▶ **Entries provided**
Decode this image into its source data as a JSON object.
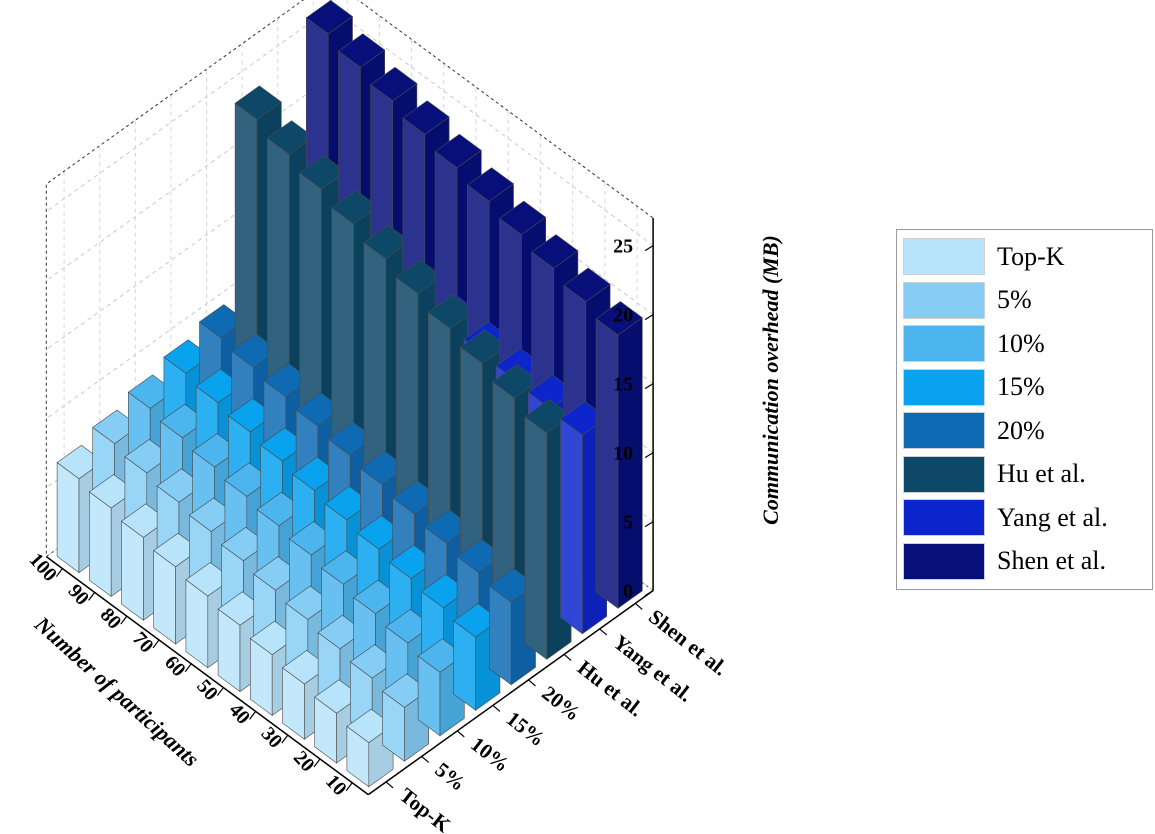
{
  "chart_data": {
    "type": "bar3d",
    "x": [
      10,
      20,
      30,
      40,
      50,
      60,
      70,
      80,
      90,
      100
    ],
    "xlabel": "Number of participants",
    "ylabel": "",
    "zlabel": "Communication overhead (MB)",
    "zlim": [
      0,
      27
    ],
    "zticks": [
      0,
      5,
      10,
      15,
      20,
      25
    ],
    "grid": true,
    "legend_position": "right",
    "series": [
      {
        "name": "Top-K",
        "color": "#b8e4fb",
        "values": [
          3.2,
          3.6,
          4.0,
          4.4,
          4.8,
          5.2,
          5.6,
          6.0,
          6.4,
          6.8
        ]
      },
      {
        "name": "5%",
        "color": "#86cdf5",
        "values": [
          3.9,
          4.3,
          4.7,
          5.1,
          5.5,
          5.9,
          6.3,
          6.7,
          7.1,
          7.5
        ]
      },
      {
        "name": "10%",
        "color": "#4db5ee",
        "values": [
          4.6,
          5.0,
          5.4,
          5.8,
          6.2,
          6.6,
          7.0,
          7.4,
          7.8,
          8.2
        ]
      },
      {
        "name": "15%",
        "color": "#08a2ef",
        "values": [
          5.3,
          5.7,
          6.1,
          6.5,
          6.9,
          7.3,
          7.7,
          8.1,
          8.5,
          8.9
        ]
      },
      {
        "name": "20%",
        "color": "#0f6ab4",
        "values": [
          6.0,
          6.4,
          6.8,
          7.2,
          7.6,
          8.0,
          8.4,
          8.8,
          9.2,
          9.6
        ]
      },
      {
        "name": "Hu et al.",
        "color": "#0d4868",
        "values": [
          16.4,
          17.2,
          18.0,
          18.8,
          19.6,
          20.4,
          21.2,
          22.0,
          22.8,
          23.6
        ]
      },
      {
        "name": "Yang et al.",
        "color": "#0c25cc",
        "values": [
          14.4,
          14.6,
          14.8,
          15.0,
          15.2,
          15.4,
          15.6,
          15.8,
          16.0,
          16.2
        ]
      },
      {
        "name": "Shen et al.",
        "color": "#060f7a",
        "values": [
          19.8,
          20.5,
          21.2,
          21.9,
          22.6,
          23.3,
          24.0,
          24.7,
          25.4,
          26.1
        ]
      }
    ]
  }
}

▶ **What is asked**
Scan the lines above for "name", then copy every one that has it.

▶ **The reply**
        "name": "Top-K",
        "name": "5%",
        "name": "10%",
        "name": "15%",
        "name": "20%",
        "name": "Hu et al.",
        "name": "Yang et al.",
        "name": "Shen et al.",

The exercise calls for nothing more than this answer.